+++ Record set

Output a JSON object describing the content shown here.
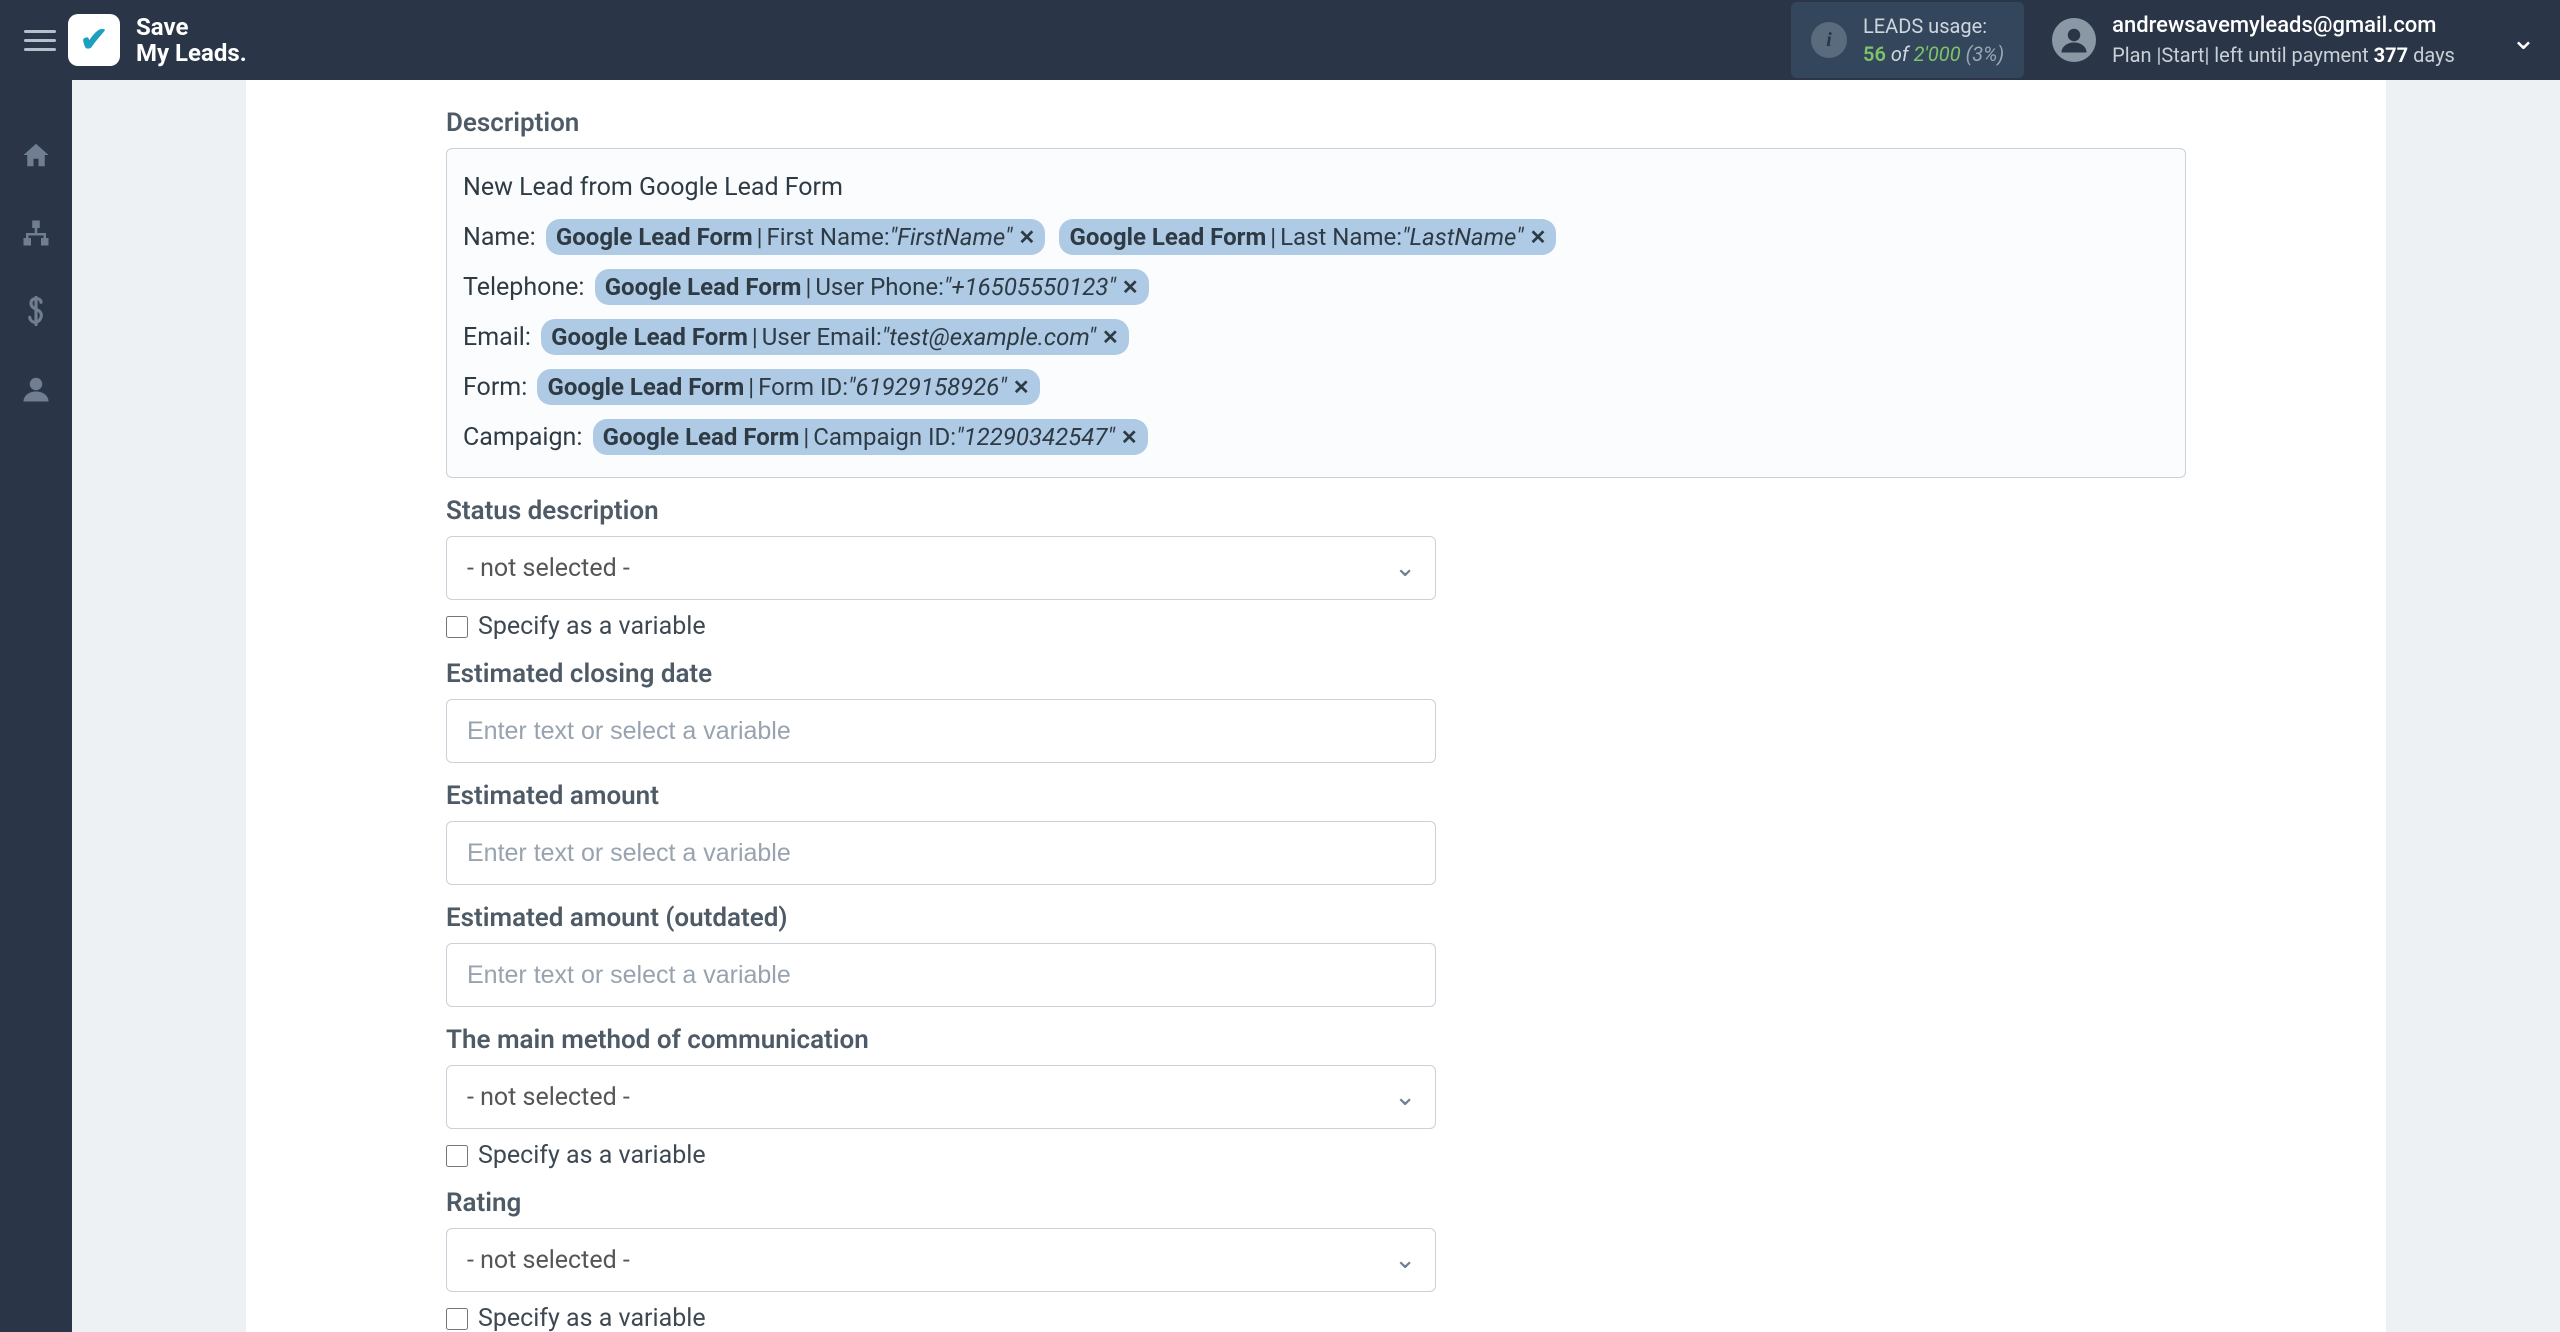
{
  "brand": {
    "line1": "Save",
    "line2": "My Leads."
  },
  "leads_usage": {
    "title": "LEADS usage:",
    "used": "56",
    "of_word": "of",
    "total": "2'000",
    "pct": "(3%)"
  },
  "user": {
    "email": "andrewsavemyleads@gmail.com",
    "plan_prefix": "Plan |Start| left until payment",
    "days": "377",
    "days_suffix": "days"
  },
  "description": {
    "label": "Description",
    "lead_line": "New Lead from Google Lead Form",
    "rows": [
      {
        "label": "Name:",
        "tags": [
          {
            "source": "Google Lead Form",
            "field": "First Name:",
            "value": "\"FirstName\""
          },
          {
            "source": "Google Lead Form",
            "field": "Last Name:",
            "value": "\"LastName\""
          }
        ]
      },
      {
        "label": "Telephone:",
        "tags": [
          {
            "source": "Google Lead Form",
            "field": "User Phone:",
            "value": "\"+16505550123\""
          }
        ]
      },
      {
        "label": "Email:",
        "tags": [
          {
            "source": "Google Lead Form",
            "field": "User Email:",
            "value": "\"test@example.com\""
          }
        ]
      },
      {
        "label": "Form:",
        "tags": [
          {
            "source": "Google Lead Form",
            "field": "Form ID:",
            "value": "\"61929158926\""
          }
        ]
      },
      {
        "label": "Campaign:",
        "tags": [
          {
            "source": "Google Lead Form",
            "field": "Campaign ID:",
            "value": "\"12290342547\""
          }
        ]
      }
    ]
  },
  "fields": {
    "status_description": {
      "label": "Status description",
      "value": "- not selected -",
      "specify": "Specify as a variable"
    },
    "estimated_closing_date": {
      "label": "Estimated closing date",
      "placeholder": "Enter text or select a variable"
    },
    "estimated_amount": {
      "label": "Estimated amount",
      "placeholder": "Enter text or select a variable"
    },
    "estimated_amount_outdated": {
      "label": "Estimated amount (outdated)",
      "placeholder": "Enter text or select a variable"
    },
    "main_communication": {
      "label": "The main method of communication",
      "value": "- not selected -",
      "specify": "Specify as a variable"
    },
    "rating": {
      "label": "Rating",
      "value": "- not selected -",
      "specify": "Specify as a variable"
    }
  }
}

++++++
+++ Record set

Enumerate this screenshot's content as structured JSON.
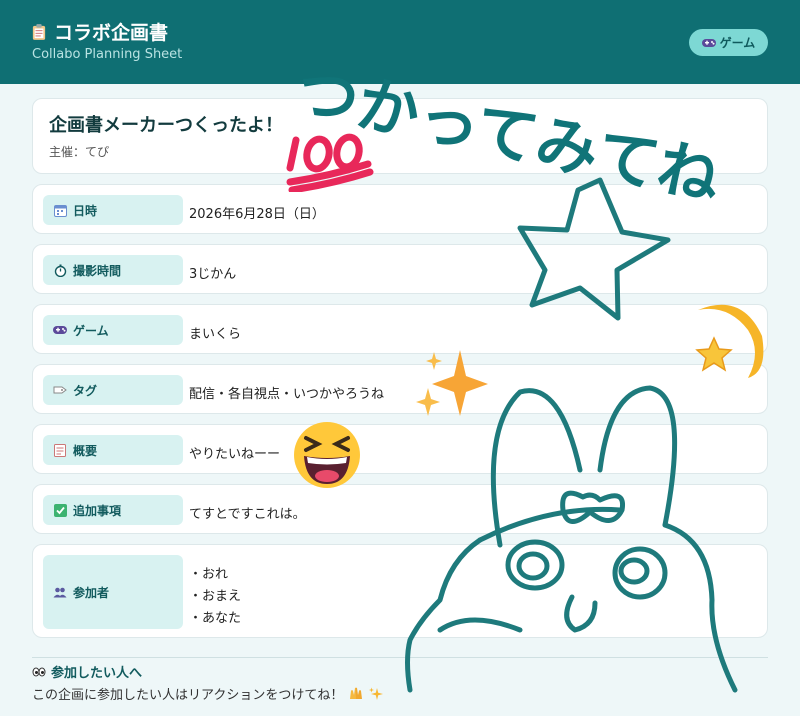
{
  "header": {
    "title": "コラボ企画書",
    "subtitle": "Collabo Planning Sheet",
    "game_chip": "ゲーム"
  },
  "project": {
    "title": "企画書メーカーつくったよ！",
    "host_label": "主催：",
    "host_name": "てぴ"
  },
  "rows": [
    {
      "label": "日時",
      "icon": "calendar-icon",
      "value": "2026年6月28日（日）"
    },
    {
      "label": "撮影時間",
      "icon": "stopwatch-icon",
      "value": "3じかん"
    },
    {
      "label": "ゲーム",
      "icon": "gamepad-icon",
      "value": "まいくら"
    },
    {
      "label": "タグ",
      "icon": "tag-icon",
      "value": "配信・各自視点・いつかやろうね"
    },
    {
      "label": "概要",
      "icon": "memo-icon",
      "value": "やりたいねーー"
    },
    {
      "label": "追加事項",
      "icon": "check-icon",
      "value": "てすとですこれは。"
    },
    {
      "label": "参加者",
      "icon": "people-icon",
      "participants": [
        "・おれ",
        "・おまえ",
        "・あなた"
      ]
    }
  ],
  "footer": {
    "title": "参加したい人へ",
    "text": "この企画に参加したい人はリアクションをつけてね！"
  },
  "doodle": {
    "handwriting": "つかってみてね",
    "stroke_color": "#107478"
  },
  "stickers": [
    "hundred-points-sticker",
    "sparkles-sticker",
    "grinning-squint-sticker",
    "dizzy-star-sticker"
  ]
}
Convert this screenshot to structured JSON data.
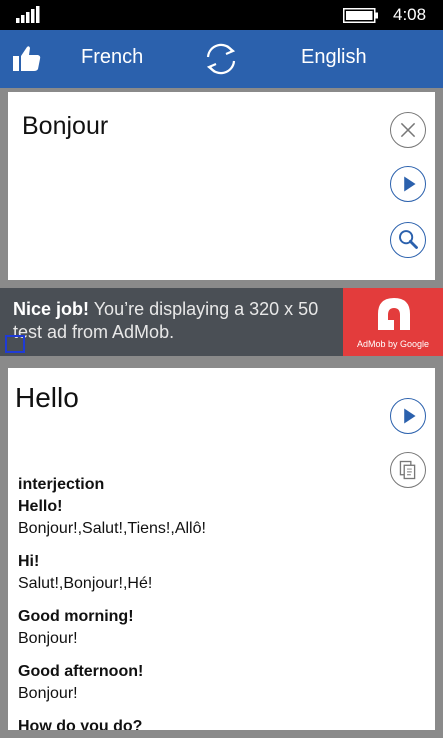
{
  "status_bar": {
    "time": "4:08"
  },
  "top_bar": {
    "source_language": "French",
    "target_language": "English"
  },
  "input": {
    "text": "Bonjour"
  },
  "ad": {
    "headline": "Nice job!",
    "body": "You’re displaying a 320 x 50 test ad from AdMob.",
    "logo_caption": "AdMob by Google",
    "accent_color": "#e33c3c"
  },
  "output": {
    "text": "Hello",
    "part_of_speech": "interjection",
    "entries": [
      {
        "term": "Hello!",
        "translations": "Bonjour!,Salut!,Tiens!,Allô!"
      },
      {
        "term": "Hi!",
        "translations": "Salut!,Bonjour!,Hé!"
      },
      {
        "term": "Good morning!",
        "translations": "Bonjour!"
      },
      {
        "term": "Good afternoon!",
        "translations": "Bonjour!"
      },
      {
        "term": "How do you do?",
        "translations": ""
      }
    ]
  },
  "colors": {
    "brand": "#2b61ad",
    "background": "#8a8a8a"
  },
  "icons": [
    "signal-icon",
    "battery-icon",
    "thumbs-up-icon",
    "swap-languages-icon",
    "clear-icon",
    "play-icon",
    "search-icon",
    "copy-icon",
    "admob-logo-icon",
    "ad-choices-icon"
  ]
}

++++++

* _Given instruction_: Read the entries above, then pull out the lines that include "translations".

* _Finished answer_:
        "translations": "Bonjour!,Salut!,Tiens!,Allô!"
        "translations": "Salut!,Bonjour!,Hé!"
        "translations": "Bonjour!"
        "translations": "Bonjour!"
        "translations": ""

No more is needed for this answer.